» Problems to work on:
**a)** In the records, reproduce the lines from the one containing "sender-avatar[interactable]: #OPENTOWORK [8,76,92,160]" through the one containing "sender-pronouns: (He/Him) [448,88,584,126]", both included, swapping "message-body" for "message-text" and leaving everything else untouched.
**b)** Continue the text on vegan butternut squash mac and cheese from the point where it stops.

begin Text segment

Back when I still ate dairy, a bowl of mac and cheese was a pretty fundamental part of the food pyramid. Therefore, naturally, I was pretty bummed about its absence from my diet after going vegan in 2016. That's when my husband and I started experimenting with dairy-free versions of mac and cheese. After a few good-but-not-great trial batches, we finally came up with a foolproof recipe that I legitimately would prefer over any of its regular, dairy-based cousins. 'Twas the day when the Johnston household's ultimate vegan butternut squash mac and cheese recipe was born.
The Secret Ingredient for Making the Best Vegan Mac and Cheese
If you are wondering how in the world a dairy-free mac and cheese can rival a real-deal gourmet bowl similar to what you'd be served at the Publick House, or a box of Kraft for that matter— the answer is simple. The secret is in the sauce... a butternut squash miso sauce, to be exact.
I've always loved miso soup, and sometimes used it in dressings, but never in a million years would it occur to me to use it in mac and cheese. And let me tell you, it makes all the difference. Why? Because thanks to its long fermentation process, miso brings that "funky" element that many versions of vegan mac and cheese lack. White and red miso will both work, although the red will land an even stronger umami flavor.
How to Make Vegan Butternut Squash Mac and Cheese
This dish will require either a blender or a food processor. We use a Vitamix and it takes only a minute to blend everything.
- Bake the butternut squash (or butternut pumpkin, they are the same thing).

end Text segment
begin Input records

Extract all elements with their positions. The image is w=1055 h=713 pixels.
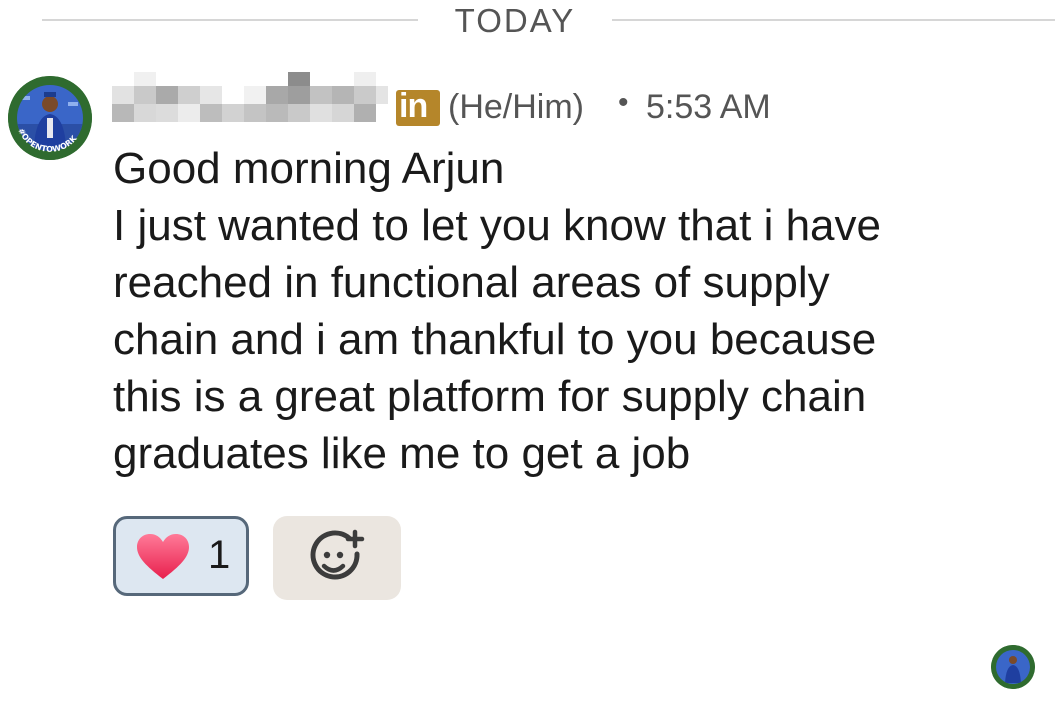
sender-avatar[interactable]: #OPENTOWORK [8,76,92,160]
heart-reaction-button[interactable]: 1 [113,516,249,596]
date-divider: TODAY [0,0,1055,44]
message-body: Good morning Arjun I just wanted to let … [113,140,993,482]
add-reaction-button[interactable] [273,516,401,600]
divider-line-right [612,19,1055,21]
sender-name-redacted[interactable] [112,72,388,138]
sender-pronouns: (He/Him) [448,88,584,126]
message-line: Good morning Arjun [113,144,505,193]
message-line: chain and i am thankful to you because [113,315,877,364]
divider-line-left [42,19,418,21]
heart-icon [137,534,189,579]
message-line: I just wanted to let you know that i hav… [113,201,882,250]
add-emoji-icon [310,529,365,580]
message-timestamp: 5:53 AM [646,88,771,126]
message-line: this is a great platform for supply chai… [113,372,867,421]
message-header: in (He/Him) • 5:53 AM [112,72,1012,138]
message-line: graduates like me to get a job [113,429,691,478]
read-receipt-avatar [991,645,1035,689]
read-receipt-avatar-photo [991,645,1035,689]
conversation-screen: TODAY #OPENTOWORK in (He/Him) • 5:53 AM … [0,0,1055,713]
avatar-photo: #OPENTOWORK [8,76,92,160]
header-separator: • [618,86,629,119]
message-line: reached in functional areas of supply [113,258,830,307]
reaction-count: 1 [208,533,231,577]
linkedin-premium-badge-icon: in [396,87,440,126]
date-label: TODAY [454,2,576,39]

end Input records

» Answers below:
**a)**
sender-avatar[interactable]: #OPENTOWORK [8,76,92,160]
heart-reaction-button[interactable]: 1 [113,516,249,596]
date-divider: TODAY [0,0,1055,44]
message-text: Good morning Arjun I just wanted to let … [113,140,993,482]
add-reaction-button[interactable] [273,516,401,600]
divider-line-right [612,19,1055,21]
sender-name-redacted[interactable] [112,72,388,138]
sender-pronouns: (He/Him) [448,88,584,126]

**b)**
- Soak your cashews while the butternut squash is in the oven. If you forget this step or are short of time, you can alternatively boil the cashews for five minutes.
- Cook the pasta according to package instructions. We often use lentil or chickpea pasta to optimize health benefits even further.
- Mix everything except the pasta and the topping ingredients in a blender.
- Mix the sauce with pasta in a tray and add the toppings, then bake until crispy as desired.
- Serve with chives and/or veggie-bacon on top.
This recipe is...
- & Delicious
This recipe is great on its own, but for more greens, serve it with kale or arugula salad.
How to Make Mac and Cheese Healthier
If you want to make this dish more whole-food-plant-based-friendly, skip the oil and the crispy topping, and use a different type of macaroni. Following are a few suggestions:
- Increase the amount of cashews from ½ cup to ⅔ cup (from the original 1x amount)
- Crisp up the top by broiling on high for a minute at the end of the bake instead of using breadcrumbs & oil.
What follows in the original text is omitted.